_Data to process_
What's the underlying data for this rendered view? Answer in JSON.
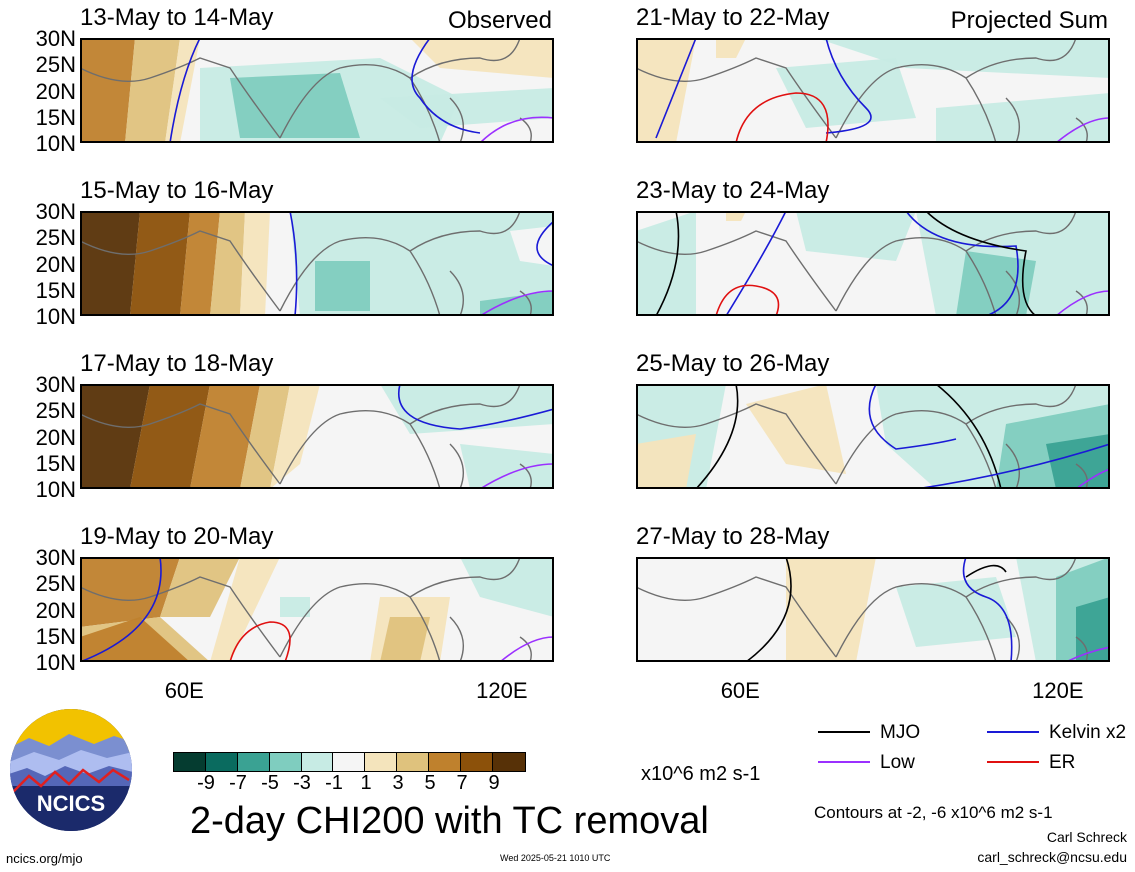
{
  "panels": [
    {
      "title": "13-May to 14-May",
      "tag": "Observed"
    },
    {
      "title": "15-May to 16-May",
      "tag": ""
    },
    {
      "title": "17-May to 18-May",
      "tag": ""
    },
    {
      "title": "19-May to 20-May",
      "tag": ""
    },
    {
      "title": "21-May to 22-May",
      "tag": "Projected Sum"
    },
    {
      "title": "23-May to 24-May",
      "tag": ""
    },
    {
      "title": "25-May to 26-May",
      "tag": ""
    },
    {
      "title": "27-May to 28-May",
      "tag": ""
    }
  ],
  "lat_labels": [
    "30N",
    "25N",
    "20N",
    "15N",
    "10N"
  ],
  "lon_labels": [
    "60E",
    "120E"
  ],
  "colorbar": {
    "colors": [
      "#053c30",
      "#0a6b5f",
      "#3aa293",
      "#7fcdbf",
      "#c7ebe4",
      "#f5f5f5",
      "#f4e4bc",
      "#dfc27d",
      "#bf812d",
      "#8c510a",
      "#573107"
    ],
    "ticks": [
      "-9",
      "-7",
      "-5",
      "-3",
      "-1",
      "1",
      "3",
      "5",
      "7",
      "9"
    ],
    "units": "x10^6 m2 s-1"
  },
  "title": "2-day CHI200 with TC removal",
  "legend": [
    {
      "label": "MJO",
      "color": "#000000"
    },
    {
      "label": "Kelvin x2",
      "color": "#1a1ad6"
    },
    {
      "label": "Low",
      "color": "#9b30ff"
    },
    {
      "label": "ER",
      "color": "#e01010"
    }
  ],
  "contour_note": "Contours at -2, -6 x10^6 m2 s-1",
  "author": "Carl Schreck",
  "email": "carl_schreck@ncsu.edu",
  "url": "ncics.org/mjo",
  "timestamp": "Wed 2025-05-21 1010 UTC",
  "logo_text": "NCICS",
  "chart_data": {
    "type": "heatmap",
    "variable": "2-day CHI200 with TC removal",
    "units": "x10^6 m2 s-1",
    "lat_range": [
      10,
      30
    ],
    "lon_ticks": [
      "60E",
      "120E"
    ],
    "contour_levels": [
      -2,
      -6
    ],
    "levels": [
      -9,
      -7,
      -5,
      -3,
      -1,
      1,
      3,
      5,
      7,
      9
    ]
  }
}
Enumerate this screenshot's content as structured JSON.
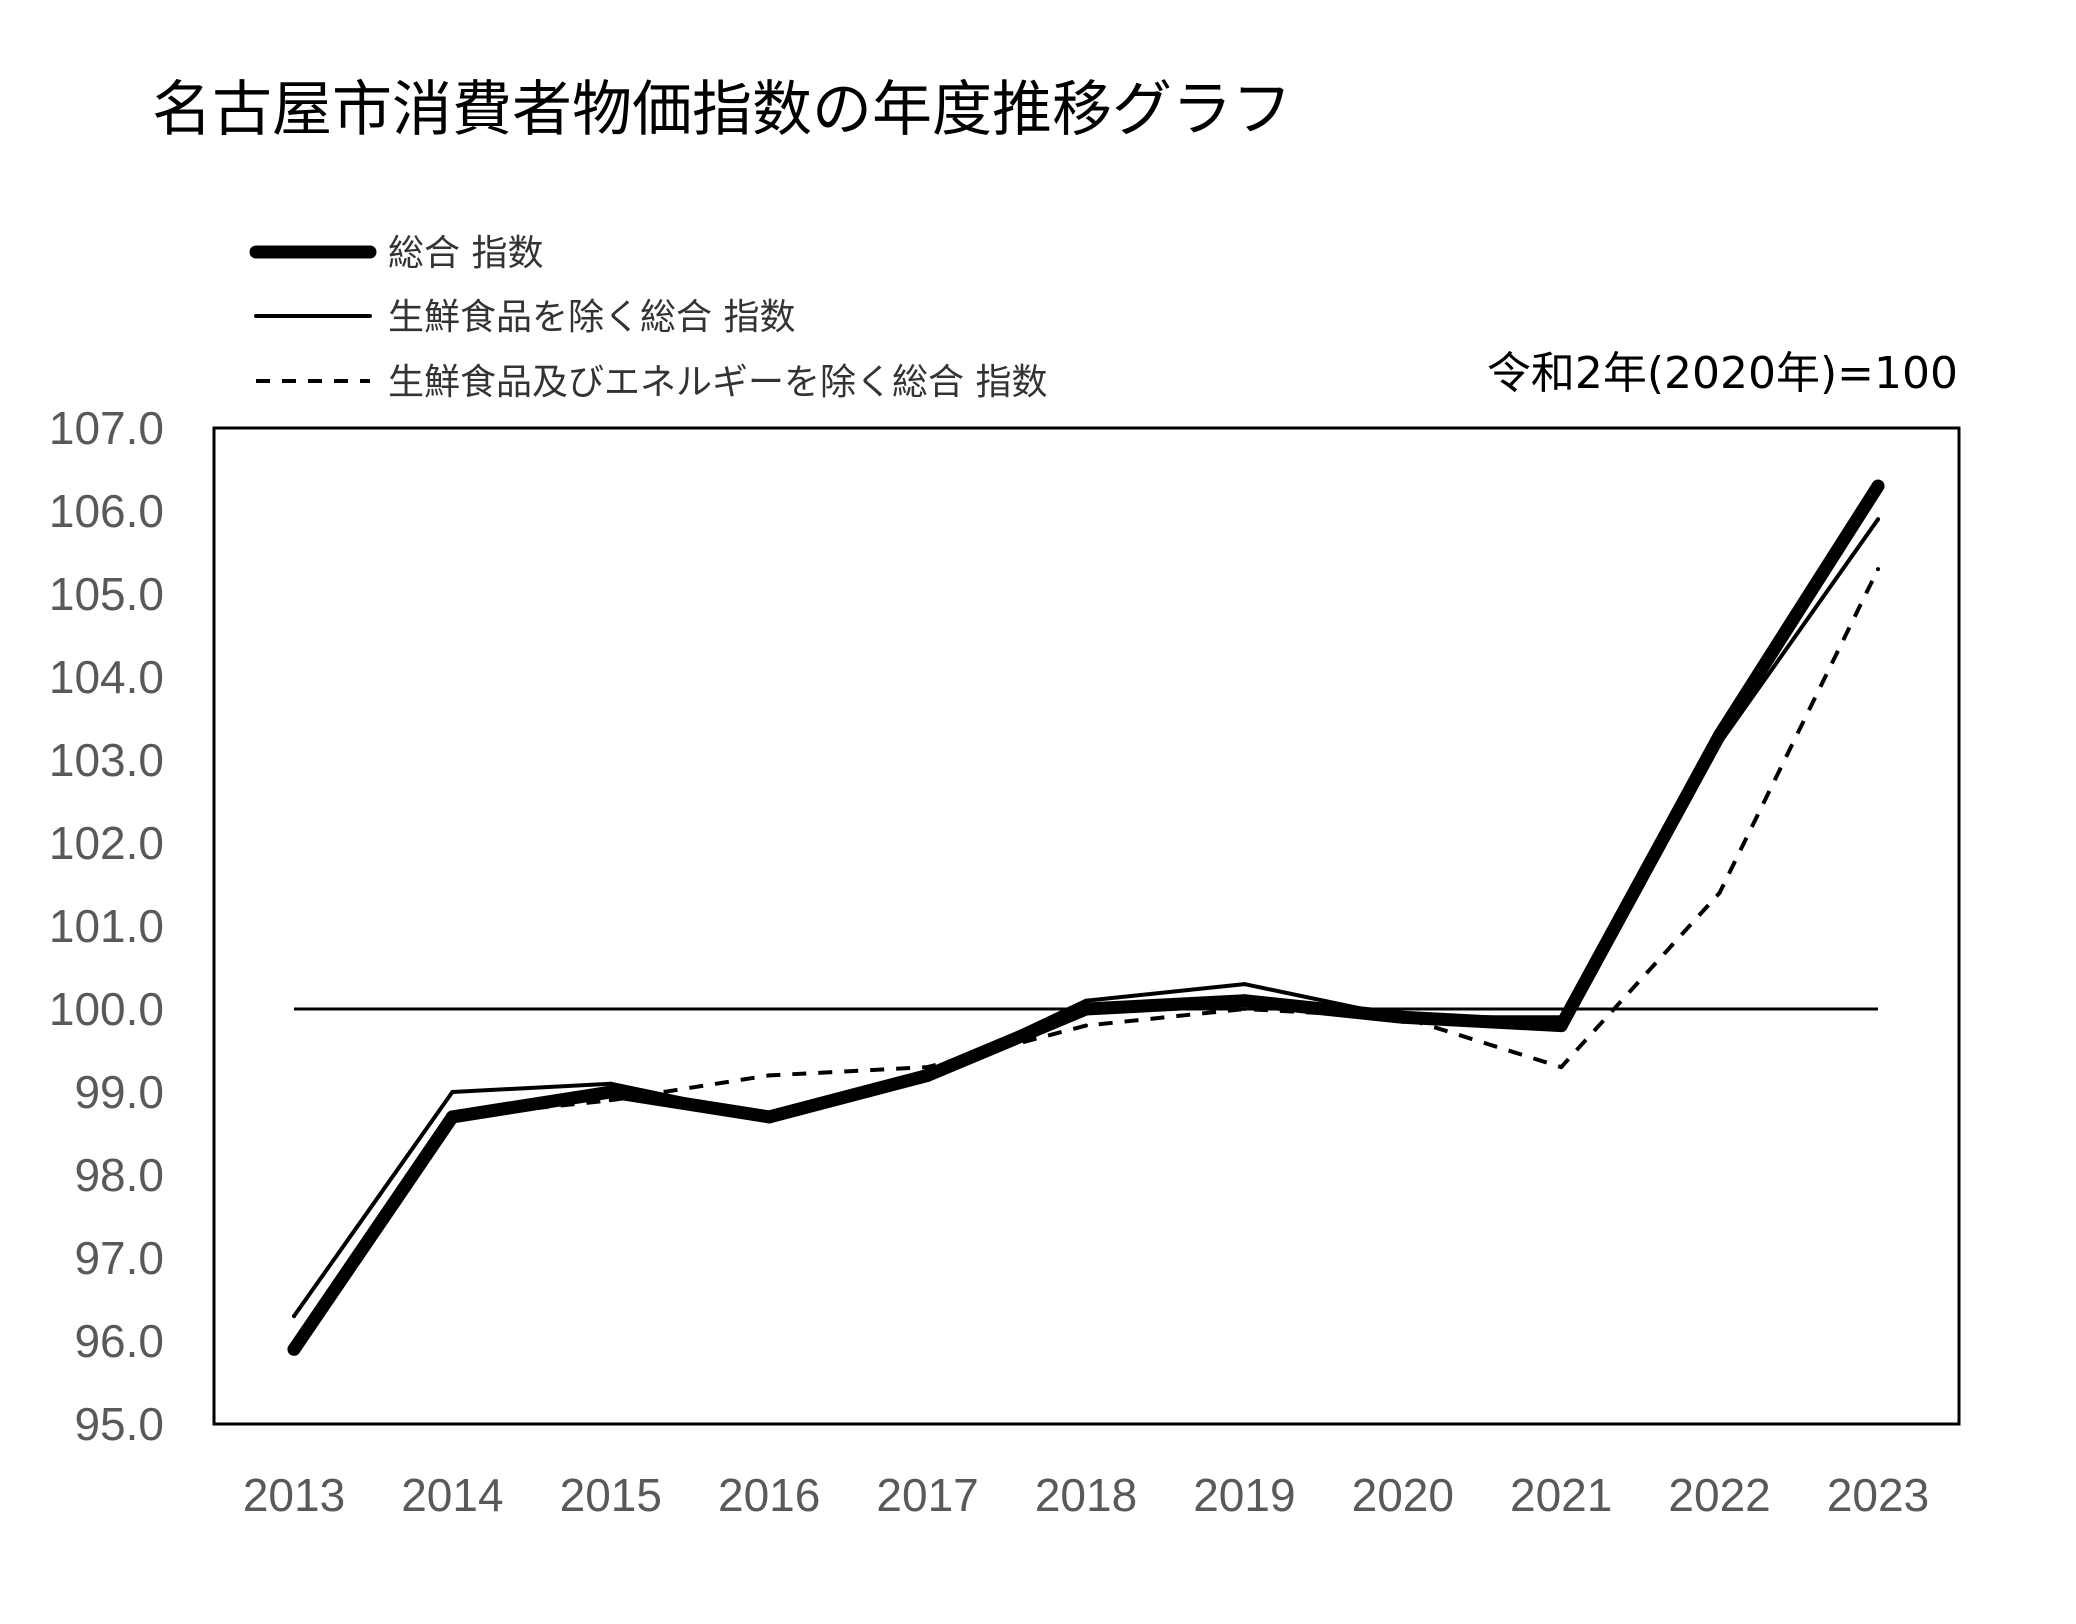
{
  "chart_data": {
    "type": "line",
    "title": "名古屋市消費者物価指数の年度推移グラフ",
    "base_note": "令和2年(2020年)=100",
    "categories": [
      "2013",
      "2014",
      "2015",
      "2016",
      "2017",
      "2018",
      "2019",
      "2020",
      "2021",
      "2022",
      "2023"
    ],
    "ylim": [
      95.0,
      107.0
    ],
    "yticks": [
      "95.0",
      "96.0",
      "97.0",
      "98.0",
      "99.0",
      "100.0",
      "101.0",
      "102.0",
      "103.0",
      "104.0",
      "105.0",
      "106.0",
      "107.0"
    ],
    "reference_line": 100.0,
    "grid": false,
    "legend_position": "top-left",
    "series": [
      {
        "name": "総合 指数",
        "style": "thick-solid",
        "color": "#000000",
        "values": [
          95.9,
          98.7,
          99.0,
          98.7,
          99.2,
          100.0,
          100.1,
          99.9,
          99.8,
          103.3,
          106.3
        ]
      },
      {
        "name": "生鮮食品を除く総合 指数",
        "style": "thin-solid",
        "color": "#000000",
        "values": [
          96.3,
          99.0,
          99.1,
          98.7,
          99.2,
          100.1,
          100.3,
          99.9,
          99.9,
          103.2,
          105.9
        ]
      },
      {
        "name": "生鮮食品及びエネルギーを除く総合 指数",
        "style": "dashed",
        "color": "#000000",
        "values": [
          95.9,
          98.7,
          98.9,
          99.2,
          99.3,
          99.8,
          100.0,
          99.9,
          99.3,
          101.4,
          105.3
        ]
      }
    ]
  }
}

_The request_
Drop the pictures and reproduce the rest of the entries above exactly.

_Correct result_
What's the underlying data for this rendered view? Answer in JSON.
{
  "panels": [
    {
      "title": "13-May to 14-May",
      "tag": "Observed"
    },
    {
      "title": "15-May to 16-May",
      "tag": ""
    },
    {
      "title": "17-May to 18-May",
      "tag": ""
    },
    {
      "title": "19-May to 20-May",
      "tag": ""
    },
    {
      "title": "21-May to 22-May",
      "tag": "Projected Sum"
    },
    {
      "title": "23-May to 24-May",
      "tag": ""
    },
    {
      "title": "25-May to 26-May",
      "tag": ""
    },
    {
      "title": "27-May to 28-May",
      "tag": ""
    }
  ],
  "lat_labels": [
    "30N",
    "25N",
    "20N",
    "15N",
    "10N"
  ],
  "lon_labels": [
    "60E",
    "120E"
  ],
  "colorbar": {
    "colors": [
      "#053c30",
      "#0a6b5f",
      "#3aa293",
      "#7fcdbf",
      "#c7ebe4",
      "#f5f5f5",
      "#f4e4bc",
      "#dfc27d",
      "#bf812d",
      "#8c510a",
      "#573107"
    ],
    "ticks": [
      "-9",
      "-7",
      "-5",
      "-3",
      "-1",
      "1",
      "3",
      "5",
      "7",
      "9"
    ],
    "units": "x10^6 m2 s-1"
  },
  "title": "2-day CHI200 with TC removal",
  "legend": [
    {
      "label": "MJO",
      "color": "#000000"
    },
    {
      "label": "Kelvin x2",
      "color": "#1a1ad6"
    },
    {
      "label": "Low",
      "color": "#9b30ff"
    },
    {
      "label": "ER",
      "color": "#e01010"
    }
  ],
  "contour_note": "Contours at -2, -6 x10^6 m2 s-1",
  "author": "Carl Schreck",
  "email": "carl_schreck@ncsu.edu",
  "url": "ncics.org/mjo",
  "timestamp": "Wed 2025-05-21 1010 UTC",
  "logo_text": "NCICS",
  "chart_data": {
    "type": "heatmap",
    "variable": "2-day CHI200 with TC removal",
    "units": "x10^6 m2 s-1",
    "lat_range": [
      10,
      30
    ],
    "lon_ticks": [
      "60E",
      "120E"
    ],
    "contour_levels": [
      -2,
      -6
    ],
    "levels": [
      -9,
      -7,
      -5,
      -3,
      -1,
      1,
      3,
      5,
      7,
      9
    ]
  }
}
Enumerate this screenshot's content as structured JSON.
{
  "chart_data": {
    "type": "line",
    "title": "名古屋市消費者物価指数の年度推移グラフ",
    "base_note": "令和2年(2020年)=100",
    "categories": [
      "2013",
      "2014",
      "2015",
      "2016",
      "2017",
      "2018",
      "2019",
      "2020",
      "2021",
      "2022",
      "2023"
    ],
    "ylim": [
      95.0,
      107.0
    ],
    "yticks": [
      "95.0",
      "96.0",
      "97.0",
      "98.0",
      "99.0",
      "100.0",
      "101.0",
      "102.0",
      "103.0",
      "104.0",
      "105.0",
      "106.0",
      "107.0"
    ],
    "reference_line": 100.0,
    "grid": false,
    "legend_position": "top-left",
    "series": [
      {
        "name": "総合 指数",
        "style": "thick-solid",
        "color": "#000000",
        "values": [
          95.9,
          98.7,
          99.0,
          98.7,
          99.2,
          100.0,
          100.1,
          99.9,
          99.8,
          103.3,
          106.3
        ]
      },
      {
        "name": "生鮮食品を除く総合 指数",
        "style": "thin-solid",
        "color": "#000000",
        "values": [
          96.3,
          99.0,
          99.1,
          98.7,
          99.2,
          100.1,
          100.3,
          99.9,
          99.9,
          103.2,
          105.9
        ]
      },
      {
        "name": "生鮮食品及びエネルギーを除く総合 指数",
        "style": "dashed",
        "color": "#000000",
        "values": [
          95.9,
          98.7,
          98.9,
          99.2,
          99.3,
          99.8,
          100.0,
          99.9,
          99.3,
          101.4,
          105.3
        ]
      }
    ]
  }
}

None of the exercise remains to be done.